----- RECORDS -----
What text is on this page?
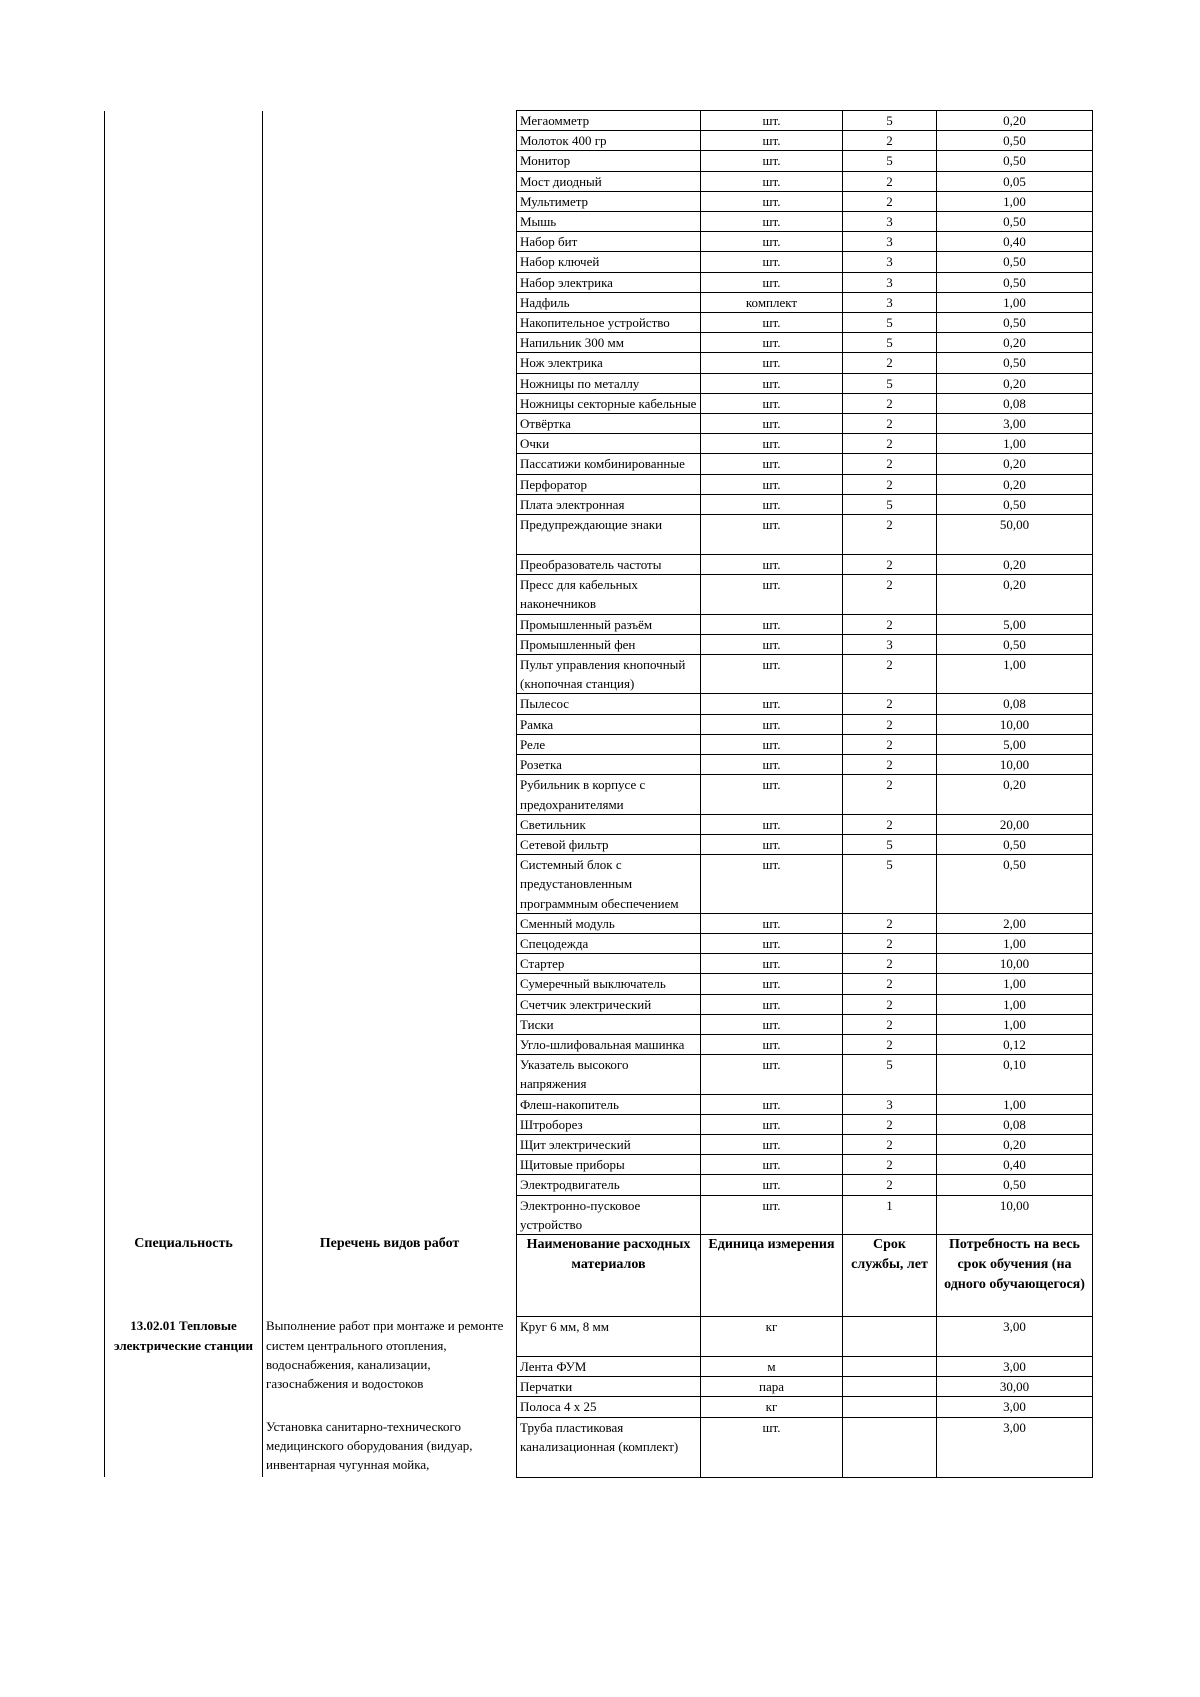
		Мегаомметр	шт.	5	0,20
		Молоток 400 гр	шт.	2	0,50
		Монитор	шт.	5	0,50
		Мост диодный	шт.	2	0,05
		Мультиметр	шт.	2	1,00
		Мышь	шт.	3	0,50
		Набор бит	шт.	3	0,40
		Набор ключей	шт.	3	0,50
		Набор электрика	шт.	3	0,50
		Надфиль	комплект	3	1,00
		Накопительное устройство	шт.	5	0,50
		Напильник 300 мм	шт.	5	0,20
		Нож электрика	шт.	2	0,50
		Ножницы по металлу	шт.	5	0,20
		Ножницы секторные кабельные	шт.	2	0,08
		Отвёртка	шт.	2	3,00
		Очки	шт.	2	1,00
		Пассатижи комбинированные	шт.	2	0,20
		Перфоратор	шт.	2	0,20
		Плата электронная	шт.	5	0,50
		Предупреждающие знаки	шт.	2	50,00
		Преобразователь частоты	шт.	2	0,20
		Пресс для кабельных наконечников	шт.	2	0,20
		Промышленный разъём	шт.	2	5,00
		Промышленный фен	шт.	3	0,50
		Пульт управления кнопочный (кнопочная станция)	шт.	2	1,00
		Пылесос	шт.	2	0,08
		Рамка	шт.	2	10,00
		Реле	шт.	2	5,00
		Розетка	шт.	2	10,00
		Рубильник в корпусе с предохранителями	шт.	2	0,20
		Светильник	шт.	2	20,00
		Сетевой фильтр	шт.	5	0,50
		Системный блок с предустановленным программным обеспечением	шт.	5	0,50
		Сменный модуль	шт.	2	2,00
		Спецодежда	шт.	2	1,00
		Стартер	шт.	2	10,00
		Сумеречный выключатель	шт.	2	1,00
		Счетчик электрический	шт.	2	1,00
		Тиски	шт.	2	1,00
		Угло-шлифовальная машинка	шт.	2	0,12
		Указатель высокого напряжения	шт.	5	0,10
		Флеш-накопитель	шт.	3	1,00
		Штроборез	шт.	2	0,08
		Щит электрический	шт.	2	0,20
		Щитовые приборы	шт.	2	0,40
		Электродвигатель	шт.	2	0,50
		Электронно-пусковое устройство	шт.	1	10,00
Специальность	Перечень видов работ	Наименование расходных материалов	Единица измерения	Срок службы, лет	Потребность на весь срок обучения (на одного обучающегося)
13.02.01 Тепловые электрические станции	Выполнение работ при монтаже и ремонте систем центрального отопления, водоснабжения, канализации, газоснабжения и водостоков	Круг 6 мм, 8 мм	кг		3,00
		Лента ФУМ	м		3,00
		Перчатки	пара		30,00
		Полоса 4 х 25	кг		3,00
	Установка санитарно-технического медицинского оборудования (видуар, инвентарная чугунная мойка,	Труба пластиковая канализационная (комплект)	шт.		3,00
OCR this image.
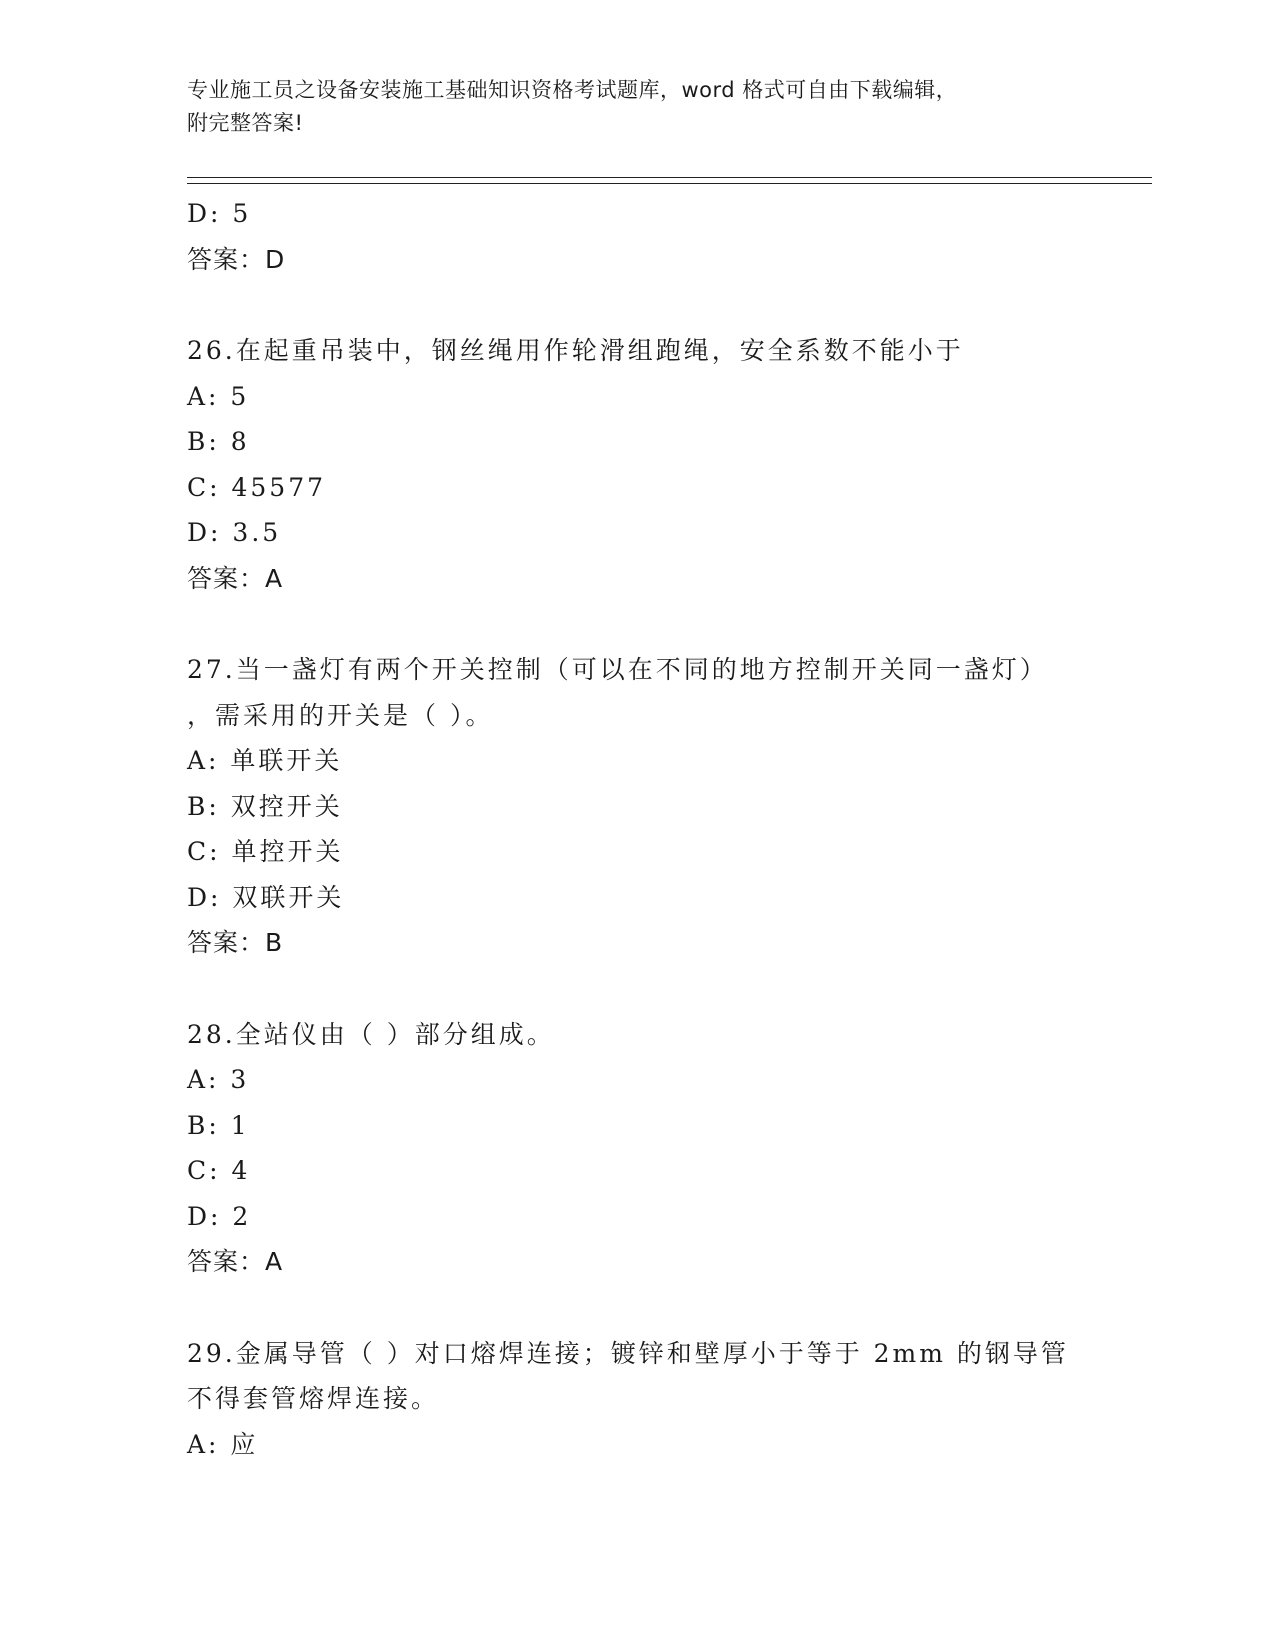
专业施工员之设备安装施工基础知识资格考试题库，word 格式可自由下载编辑，
附完整答案!
D: 5
答案：D
26.在起重吊装中，钢丝绳用作轮滑组跑绳，安全系数不能小于
A: 5
B: 8
C: 45577
D: 3.5
答案：A
27.当一盏灯有两个开关控制（可以在不同的地方控制开关同一盏灯）
，需采用的开关是（ ）。
A: 单联开关
B: 双控开关
C: 单控开关
D: 双联开关
答案：B
28.全站仪由（ ）部分组成。
A: 3
B: 1
C: 4
D: 2
答案：A
29.金属导管（ ）对口熔焊连接；镀锌和壁厚小于等于 2mm 的钢导管
不得套管熔焊连接。
A: 应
-----
__BRIEF__.
Copy each line of the records that contains the word "электрический".

__EXERCISE OUTPUT__.
		Счетчик электрический	шт.	2	1,00
		Щит электрический	шт.	2	0,20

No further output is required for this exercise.